*DOCUMENT PASSAGE*.
If you’ve ever used Git from the terminal, the GNU diff patch format should look strikingly familiar. As an example, here is a small patch by Molnar Ingo from 1997, the earliest I could find that still exists in the LKML archive:

--- 53c7,8xx.c.orig	Sat Dec  6 08:14:24 1997
+++ 53c7,8xx.c	Sat Dec  6 08:16:20 1997
@@ -3396,6 +3396,11 @@
     NCR53c7x0_write8(STEST3_REG_800, STEST3_800_TE);
 }
 
+static void private_kfree (void * addr)
+{
+	kfree(addr);
+}
+
 /*
  * Function static struct NCR53c7x0_cmd *allocate_cmd (Scsi_Cmnd *cmd)
  * 
@@ -3467,7 +3472,7 @@
 #ifdef LINUX_1_2
 	tmp->free = ((void (*)(void *, int)) kfree_s);
 #else
-	tmp->free = ((void (*)(void *, int)) kfree);
+	tmp->free = ((void (*)(void *, int)) private_kfree);
 #endif
 	save_flags (flags);
 	cli();

Just like with Git, lines added to the original are marked with + and lines removed with -. Also like Git, the changes are divided into “hunks,” each of which begins with a header (@@ -3396,6 +3396,11 @@) that indicates the position of the hunk in the original and updated files, respectively.

Once a patch (or series of related patches) had passed general review, the final version would be sent on to the maintainer in charge of the relevant subsystem, and eventually on to Linus himself. Linus would use diff’s counterpart, appropriately named patch, to automatically apply the changes to his own copy of the Linux code. (Importantly, anyone else in the community could do the same if they wanted to test the changes, or benefit from them before they were incorporated into a release.) The contributor side of this process is described in this documentation, preserved via the very first Git commit of the Linux codebase.

As both the code and the community grew, the diff/patch workflow began to present some problems. The more time elapsed—and the more patches applied—since a given release, the more the code that contributors were starting from diverged from the code that Linus had to integrate it with, and the less likely it became that each successive patch could be applied cleanly. That—combined with the sheer volume of patches (and other traffic) flowing through the mailing list—meant a lot of patches got dropped, often without comment as to why. If a patch was important enough, the expectation was that eventually someone (whether the original author or another interested party) would rework it on top of the next release and submit it again. This was sometimes contentious.

*PROBLEM STATEMENT*. Carry on the passage about the Linux kernel's diff and patch workflow, picking up right after its last sentence. The data that follows comes from a separate source and has no connection to the passage on the Linux patch workflow.

*PROVIDED MATERIAL*.
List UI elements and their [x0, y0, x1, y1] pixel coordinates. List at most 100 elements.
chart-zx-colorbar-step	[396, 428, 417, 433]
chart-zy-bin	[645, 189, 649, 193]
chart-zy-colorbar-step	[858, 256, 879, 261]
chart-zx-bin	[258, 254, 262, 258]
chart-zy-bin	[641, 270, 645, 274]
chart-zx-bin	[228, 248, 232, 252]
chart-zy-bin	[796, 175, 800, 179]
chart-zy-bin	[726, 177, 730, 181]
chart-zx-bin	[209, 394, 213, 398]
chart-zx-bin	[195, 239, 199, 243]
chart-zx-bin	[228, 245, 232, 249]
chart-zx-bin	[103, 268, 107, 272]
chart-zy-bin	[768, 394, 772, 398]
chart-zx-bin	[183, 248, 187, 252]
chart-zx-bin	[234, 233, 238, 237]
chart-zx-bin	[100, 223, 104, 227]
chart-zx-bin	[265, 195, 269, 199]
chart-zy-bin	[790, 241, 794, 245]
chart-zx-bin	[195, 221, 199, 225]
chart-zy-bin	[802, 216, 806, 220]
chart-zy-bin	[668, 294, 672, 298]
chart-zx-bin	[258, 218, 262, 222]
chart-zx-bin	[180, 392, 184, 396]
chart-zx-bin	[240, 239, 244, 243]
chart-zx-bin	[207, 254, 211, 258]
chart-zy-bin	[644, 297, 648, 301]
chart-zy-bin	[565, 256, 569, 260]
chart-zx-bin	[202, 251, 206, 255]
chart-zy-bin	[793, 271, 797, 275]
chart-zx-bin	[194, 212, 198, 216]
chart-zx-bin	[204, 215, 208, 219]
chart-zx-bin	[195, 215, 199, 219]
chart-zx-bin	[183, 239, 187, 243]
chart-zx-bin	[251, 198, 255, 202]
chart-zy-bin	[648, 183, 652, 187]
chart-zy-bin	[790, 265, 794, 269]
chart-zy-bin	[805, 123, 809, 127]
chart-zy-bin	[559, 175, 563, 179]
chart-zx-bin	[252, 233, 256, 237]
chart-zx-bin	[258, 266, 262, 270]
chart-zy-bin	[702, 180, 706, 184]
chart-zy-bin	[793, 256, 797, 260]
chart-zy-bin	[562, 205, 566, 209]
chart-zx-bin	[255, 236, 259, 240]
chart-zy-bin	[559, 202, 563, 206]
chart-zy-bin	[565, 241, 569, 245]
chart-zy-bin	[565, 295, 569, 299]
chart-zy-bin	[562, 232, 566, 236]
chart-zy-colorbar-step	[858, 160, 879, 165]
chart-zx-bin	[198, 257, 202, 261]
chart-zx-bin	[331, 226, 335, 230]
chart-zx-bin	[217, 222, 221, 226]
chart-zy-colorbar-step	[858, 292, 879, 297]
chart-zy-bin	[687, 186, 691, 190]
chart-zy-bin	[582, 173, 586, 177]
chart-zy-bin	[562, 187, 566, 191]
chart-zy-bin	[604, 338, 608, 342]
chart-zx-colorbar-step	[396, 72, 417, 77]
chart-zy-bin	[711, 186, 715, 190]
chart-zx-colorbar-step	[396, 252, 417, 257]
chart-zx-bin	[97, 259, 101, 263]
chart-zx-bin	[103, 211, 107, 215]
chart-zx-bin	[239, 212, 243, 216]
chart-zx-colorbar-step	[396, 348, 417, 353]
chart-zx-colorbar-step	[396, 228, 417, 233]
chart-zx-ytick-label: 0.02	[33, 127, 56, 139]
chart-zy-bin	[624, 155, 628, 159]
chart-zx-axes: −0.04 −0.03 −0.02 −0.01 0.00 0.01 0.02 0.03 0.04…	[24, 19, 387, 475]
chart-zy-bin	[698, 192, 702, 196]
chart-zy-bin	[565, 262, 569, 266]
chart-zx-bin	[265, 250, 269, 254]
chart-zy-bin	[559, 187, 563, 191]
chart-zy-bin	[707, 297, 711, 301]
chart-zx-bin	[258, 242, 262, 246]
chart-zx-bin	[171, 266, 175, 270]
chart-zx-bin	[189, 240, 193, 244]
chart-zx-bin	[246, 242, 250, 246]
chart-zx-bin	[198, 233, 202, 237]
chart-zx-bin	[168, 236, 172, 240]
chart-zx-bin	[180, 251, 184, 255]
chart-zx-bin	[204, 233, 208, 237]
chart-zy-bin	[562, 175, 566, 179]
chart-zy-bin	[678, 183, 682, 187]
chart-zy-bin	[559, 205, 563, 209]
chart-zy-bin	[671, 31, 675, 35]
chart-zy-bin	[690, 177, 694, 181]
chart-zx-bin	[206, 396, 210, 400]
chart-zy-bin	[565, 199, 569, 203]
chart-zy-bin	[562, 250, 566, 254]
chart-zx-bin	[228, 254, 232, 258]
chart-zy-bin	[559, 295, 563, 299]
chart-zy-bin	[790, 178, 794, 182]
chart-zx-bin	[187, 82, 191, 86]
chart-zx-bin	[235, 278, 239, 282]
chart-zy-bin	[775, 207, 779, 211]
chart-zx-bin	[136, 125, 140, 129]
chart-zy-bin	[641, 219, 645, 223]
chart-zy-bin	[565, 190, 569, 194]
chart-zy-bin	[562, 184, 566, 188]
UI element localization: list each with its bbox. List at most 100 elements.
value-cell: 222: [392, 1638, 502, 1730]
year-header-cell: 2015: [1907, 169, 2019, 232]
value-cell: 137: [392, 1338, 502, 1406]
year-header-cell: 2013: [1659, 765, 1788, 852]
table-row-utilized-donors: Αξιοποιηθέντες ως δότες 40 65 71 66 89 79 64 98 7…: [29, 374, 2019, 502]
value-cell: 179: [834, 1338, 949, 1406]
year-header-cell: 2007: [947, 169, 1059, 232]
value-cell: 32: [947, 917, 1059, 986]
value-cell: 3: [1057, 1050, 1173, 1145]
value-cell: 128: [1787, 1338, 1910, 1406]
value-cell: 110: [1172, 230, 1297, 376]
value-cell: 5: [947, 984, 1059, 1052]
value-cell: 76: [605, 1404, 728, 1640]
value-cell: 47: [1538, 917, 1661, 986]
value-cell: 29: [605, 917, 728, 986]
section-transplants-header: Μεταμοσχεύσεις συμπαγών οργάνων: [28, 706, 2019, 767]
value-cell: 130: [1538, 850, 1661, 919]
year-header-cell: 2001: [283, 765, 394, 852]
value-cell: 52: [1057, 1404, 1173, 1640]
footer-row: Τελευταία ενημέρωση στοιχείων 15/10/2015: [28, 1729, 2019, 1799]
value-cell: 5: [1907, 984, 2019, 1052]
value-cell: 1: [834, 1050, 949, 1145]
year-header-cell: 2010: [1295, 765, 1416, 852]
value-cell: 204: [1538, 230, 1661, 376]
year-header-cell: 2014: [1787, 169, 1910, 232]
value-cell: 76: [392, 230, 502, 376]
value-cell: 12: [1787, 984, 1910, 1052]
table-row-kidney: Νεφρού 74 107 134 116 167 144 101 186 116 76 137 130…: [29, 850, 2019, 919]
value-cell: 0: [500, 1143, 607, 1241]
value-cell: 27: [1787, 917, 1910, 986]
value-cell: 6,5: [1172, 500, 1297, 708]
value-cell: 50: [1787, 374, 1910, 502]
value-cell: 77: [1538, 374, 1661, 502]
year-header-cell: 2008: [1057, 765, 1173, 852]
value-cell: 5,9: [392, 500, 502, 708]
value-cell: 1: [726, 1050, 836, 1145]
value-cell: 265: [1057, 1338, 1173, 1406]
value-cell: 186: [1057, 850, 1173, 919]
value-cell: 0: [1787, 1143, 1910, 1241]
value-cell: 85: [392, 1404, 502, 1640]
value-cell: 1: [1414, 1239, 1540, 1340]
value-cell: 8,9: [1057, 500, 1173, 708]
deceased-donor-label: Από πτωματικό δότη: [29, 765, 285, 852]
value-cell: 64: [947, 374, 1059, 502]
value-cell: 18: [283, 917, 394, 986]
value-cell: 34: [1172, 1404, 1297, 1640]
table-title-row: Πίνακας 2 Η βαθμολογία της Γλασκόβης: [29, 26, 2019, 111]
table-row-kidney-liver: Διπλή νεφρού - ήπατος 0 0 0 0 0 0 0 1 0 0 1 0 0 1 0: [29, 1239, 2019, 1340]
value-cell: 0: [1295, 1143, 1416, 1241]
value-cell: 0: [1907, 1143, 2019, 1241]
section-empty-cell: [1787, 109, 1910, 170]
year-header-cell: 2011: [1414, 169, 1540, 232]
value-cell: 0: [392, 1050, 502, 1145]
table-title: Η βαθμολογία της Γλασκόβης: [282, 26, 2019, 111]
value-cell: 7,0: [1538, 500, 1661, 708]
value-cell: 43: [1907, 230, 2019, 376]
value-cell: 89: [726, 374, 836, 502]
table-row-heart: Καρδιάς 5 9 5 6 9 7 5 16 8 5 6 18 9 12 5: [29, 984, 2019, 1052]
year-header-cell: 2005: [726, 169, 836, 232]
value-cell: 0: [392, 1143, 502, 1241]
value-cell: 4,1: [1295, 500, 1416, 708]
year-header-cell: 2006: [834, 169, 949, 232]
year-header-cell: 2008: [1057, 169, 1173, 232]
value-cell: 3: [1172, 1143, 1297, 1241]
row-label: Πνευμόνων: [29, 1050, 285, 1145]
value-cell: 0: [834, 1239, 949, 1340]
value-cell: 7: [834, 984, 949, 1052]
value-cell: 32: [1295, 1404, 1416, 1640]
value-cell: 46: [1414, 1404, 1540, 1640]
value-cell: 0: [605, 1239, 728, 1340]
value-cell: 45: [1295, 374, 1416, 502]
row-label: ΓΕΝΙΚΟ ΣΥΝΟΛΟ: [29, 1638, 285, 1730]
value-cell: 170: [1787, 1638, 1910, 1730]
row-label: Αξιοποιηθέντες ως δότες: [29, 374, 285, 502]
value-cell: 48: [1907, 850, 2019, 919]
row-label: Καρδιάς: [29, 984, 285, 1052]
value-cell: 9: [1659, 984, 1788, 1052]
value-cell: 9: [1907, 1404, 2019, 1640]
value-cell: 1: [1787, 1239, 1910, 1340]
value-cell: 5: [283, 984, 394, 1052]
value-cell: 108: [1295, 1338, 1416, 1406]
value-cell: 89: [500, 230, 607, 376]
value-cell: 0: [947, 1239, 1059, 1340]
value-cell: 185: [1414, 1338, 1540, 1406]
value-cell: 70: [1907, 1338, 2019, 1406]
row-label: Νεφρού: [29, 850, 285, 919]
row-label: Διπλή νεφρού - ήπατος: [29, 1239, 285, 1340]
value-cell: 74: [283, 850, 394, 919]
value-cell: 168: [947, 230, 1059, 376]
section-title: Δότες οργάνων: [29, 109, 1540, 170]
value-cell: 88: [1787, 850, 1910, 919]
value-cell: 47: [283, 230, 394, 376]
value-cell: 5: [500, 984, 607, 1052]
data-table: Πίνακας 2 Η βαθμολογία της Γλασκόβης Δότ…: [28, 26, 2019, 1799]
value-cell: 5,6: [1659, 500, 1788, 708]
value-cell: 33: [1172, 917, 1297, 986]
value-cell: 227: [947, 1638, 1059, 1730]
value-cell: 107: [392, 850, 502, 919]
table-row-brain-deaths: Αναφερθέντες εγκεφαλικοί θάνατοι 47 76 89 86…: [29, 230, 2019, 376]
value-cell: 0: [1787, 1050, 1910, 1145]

*ANSWER BELOW*.
In 1998, Larry McVoy founded a company called BitMover and proposed a solution:3 a new, distributed version control system which he later named BitKeeper.

The BitKeeper Controversy: 2002–2005

By 2002, BitKeeper had matured enough for Linus to start testing it out as part of his process. Most contributors continued to submit patches to the mailing list, but some—particularly the more senior maintainers—began keeping their work in BitKeeper repositories, updated more-or-less continuously from Linus’.

As already mentioned, BitKeeper is a distributed system—as is Git. Unlike CVS, where everything depends on a central server, every copy (or clone) of a BitKeeper repository is complete in and of itself. However, each clone maintains a relationship with its parent, from which it was cloned; changes can be synced between the two, with one repository either pulling from or pushing to the other. The process is described briefly in this documentation, which once again has survived via the very first Git commit of Linux.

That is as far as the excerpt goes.